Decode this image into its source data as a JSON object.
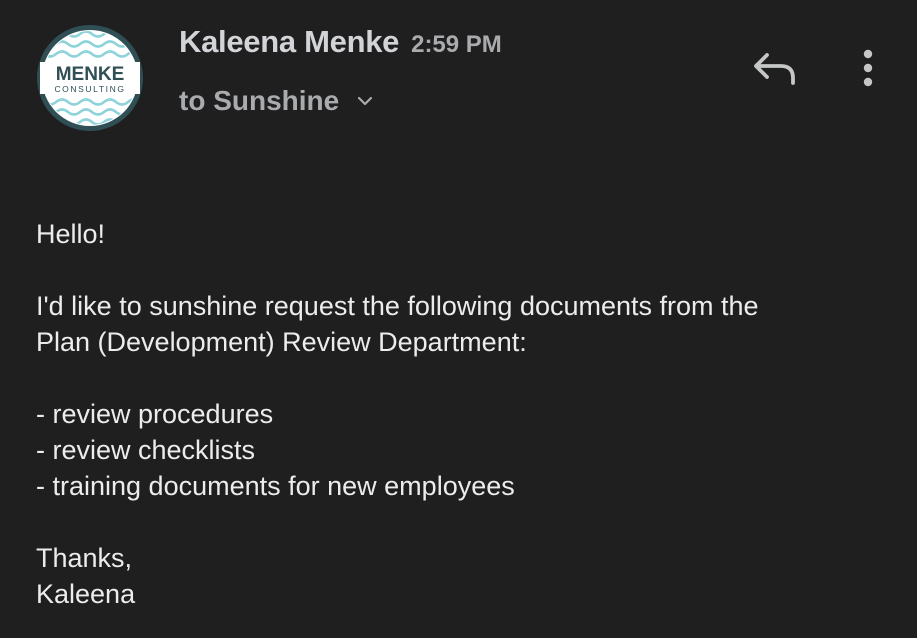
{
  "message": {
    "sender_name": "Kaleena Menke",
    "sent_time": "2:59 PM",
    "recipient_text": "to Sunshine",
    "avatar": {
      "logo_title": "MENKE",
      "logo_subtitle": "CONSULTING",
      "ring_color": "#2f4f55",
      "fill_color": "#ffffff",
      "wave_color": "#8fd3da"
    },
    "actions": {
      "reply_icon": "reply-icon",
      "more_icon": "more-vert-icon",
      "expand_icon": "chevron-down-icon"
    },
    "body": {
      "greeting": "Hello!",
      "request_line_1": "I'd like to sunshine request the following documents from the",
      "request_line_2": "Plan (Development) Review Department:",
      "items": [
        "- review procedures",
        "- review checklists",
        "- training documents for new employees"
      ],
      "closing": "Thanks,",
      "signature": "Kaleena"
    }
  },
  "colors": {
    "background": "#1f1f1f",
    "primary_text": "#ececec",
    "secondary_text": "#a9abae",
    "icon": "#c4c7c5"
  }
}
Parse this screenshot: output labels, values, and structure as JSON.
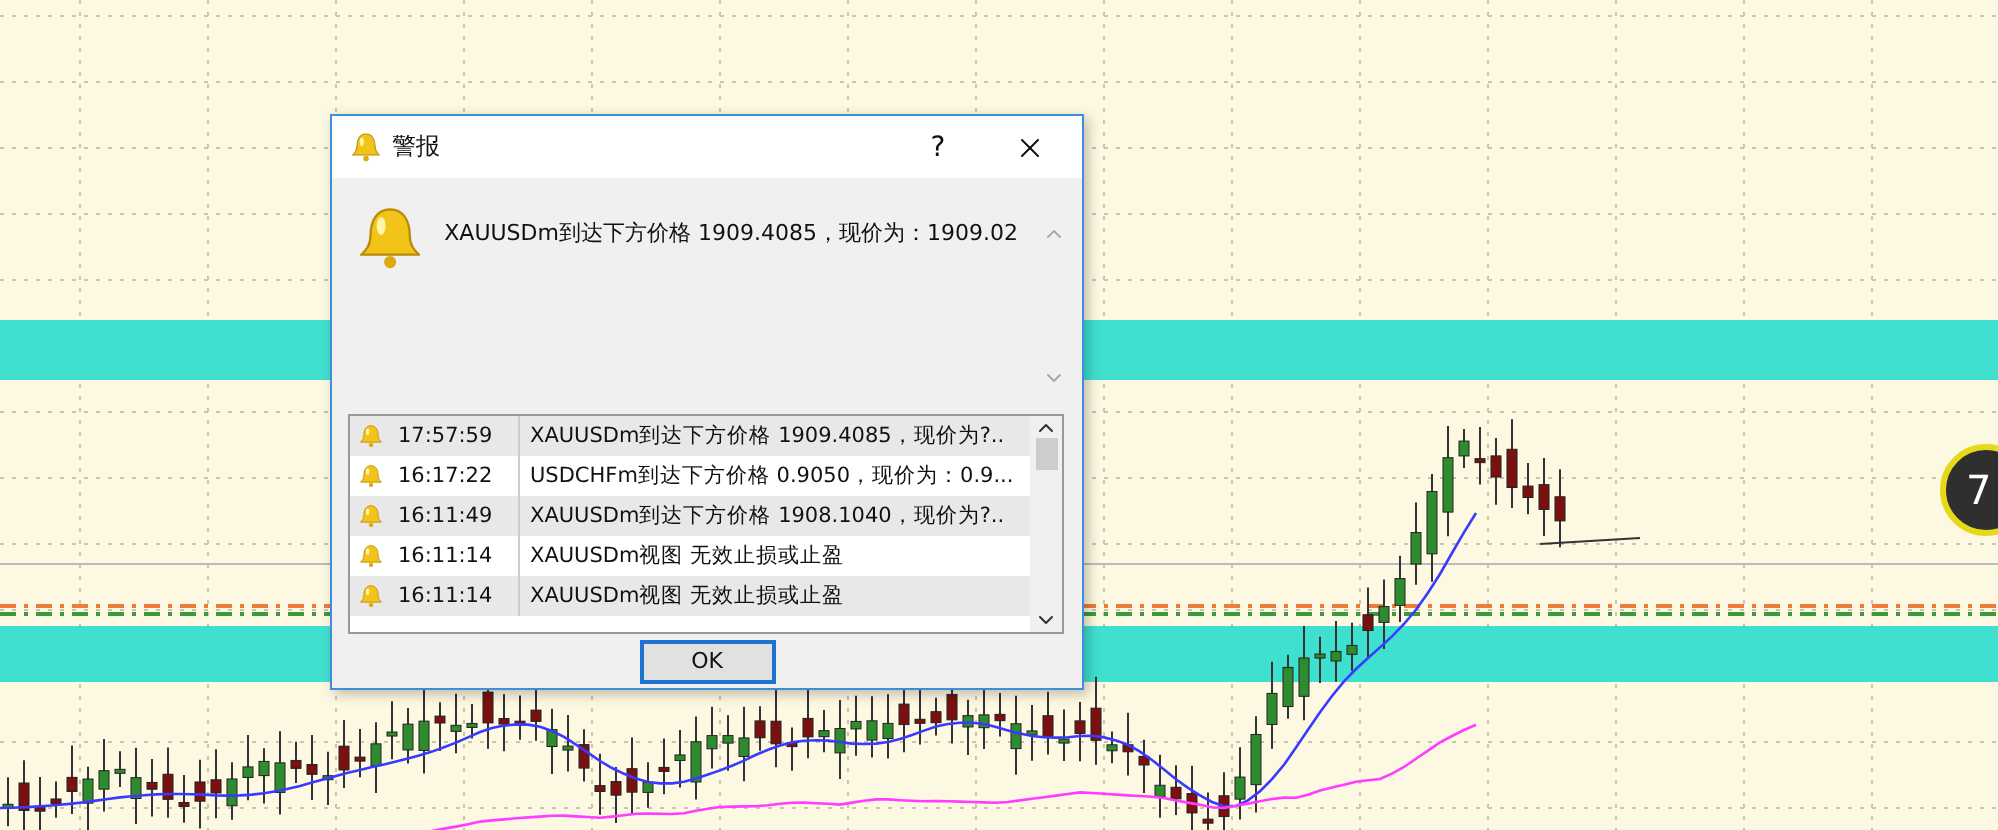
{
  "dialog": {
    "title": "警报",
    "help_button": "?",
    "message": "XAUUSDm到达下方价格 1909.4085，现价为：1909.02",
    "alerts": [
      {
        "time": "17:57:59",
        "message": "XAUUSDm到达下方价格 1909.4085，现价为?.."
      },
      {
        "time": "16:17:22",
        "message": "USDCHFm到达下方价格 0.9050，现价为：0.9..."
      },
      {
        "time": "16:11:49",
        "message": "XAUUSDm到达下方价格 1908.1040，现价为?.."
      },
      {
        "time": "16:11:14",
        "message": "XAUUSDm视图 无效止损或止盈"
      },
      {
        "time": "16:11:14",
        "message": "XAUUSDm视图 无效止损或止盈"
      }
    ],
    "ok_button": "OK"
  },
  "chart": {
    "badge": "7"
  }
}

* * *

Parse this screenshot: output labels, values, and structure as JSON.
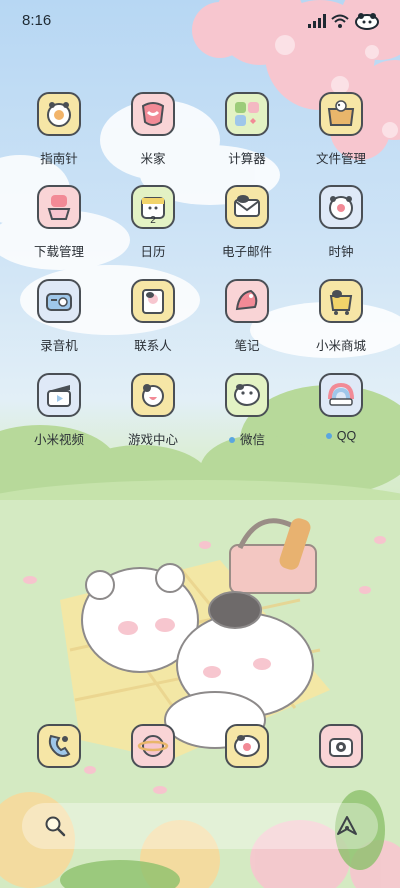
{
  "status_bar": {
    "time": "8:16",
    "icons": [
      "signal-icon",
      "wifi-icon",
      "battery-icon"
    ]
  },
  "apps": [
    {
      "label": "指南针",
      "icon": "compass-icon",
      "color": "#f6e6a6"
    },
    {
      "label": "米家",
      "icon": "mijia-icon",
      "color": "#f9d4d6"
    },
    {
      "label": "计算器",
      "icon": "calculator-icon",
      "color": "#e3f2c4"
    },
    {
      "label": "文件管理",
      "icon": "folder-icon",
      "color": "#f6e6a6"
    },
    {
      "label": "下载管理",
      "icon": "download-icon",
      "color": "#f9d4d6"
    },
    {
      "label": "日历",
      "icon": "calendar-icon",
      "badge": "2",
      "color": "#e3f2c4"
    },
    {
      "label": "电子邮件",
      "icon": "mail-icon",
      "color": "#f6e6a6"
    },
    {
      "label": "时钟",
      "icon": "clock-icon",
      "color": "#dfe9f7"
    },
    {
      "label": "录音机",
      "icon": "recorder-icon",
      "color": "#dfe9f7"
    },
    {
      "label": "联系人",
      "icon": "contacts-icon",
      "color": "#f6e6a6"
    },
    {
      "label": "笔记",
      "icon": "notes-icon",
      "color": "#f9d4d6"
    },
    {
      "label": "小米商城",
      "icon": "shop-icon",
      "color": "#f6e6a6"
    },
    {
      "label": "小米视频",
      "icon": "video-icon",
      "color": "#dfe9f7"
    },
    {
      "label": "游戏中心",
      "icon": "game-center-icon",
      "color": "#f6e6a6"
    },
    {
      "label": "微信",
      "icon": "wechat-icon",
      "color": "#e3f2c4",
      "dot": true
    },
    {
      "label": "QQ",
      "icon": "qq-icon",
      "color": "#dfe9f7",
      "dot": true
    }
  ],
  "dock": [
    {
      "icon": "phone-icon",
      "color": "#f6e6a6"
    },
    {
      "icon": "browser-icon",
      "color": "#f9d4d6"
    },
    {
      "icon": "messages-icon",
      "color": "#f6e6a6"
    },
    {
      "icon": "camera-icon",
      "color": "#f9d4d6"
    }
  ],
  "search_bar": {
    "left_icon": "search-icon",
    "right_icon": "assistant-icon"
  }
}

→ Exercise directions
Identify each line containing the string "XAUUSDm到达下方价格" and copy it out.

→ The solution
    "message": "XAUUSDm到达下方价格 1909.4085，现价为：1909.02",
        "message": "XAUUSDm到达下方价格 1909.4085，现价为?.."
        "message": "XAUUSDm到达下方价格 1908.1040，现价为?.."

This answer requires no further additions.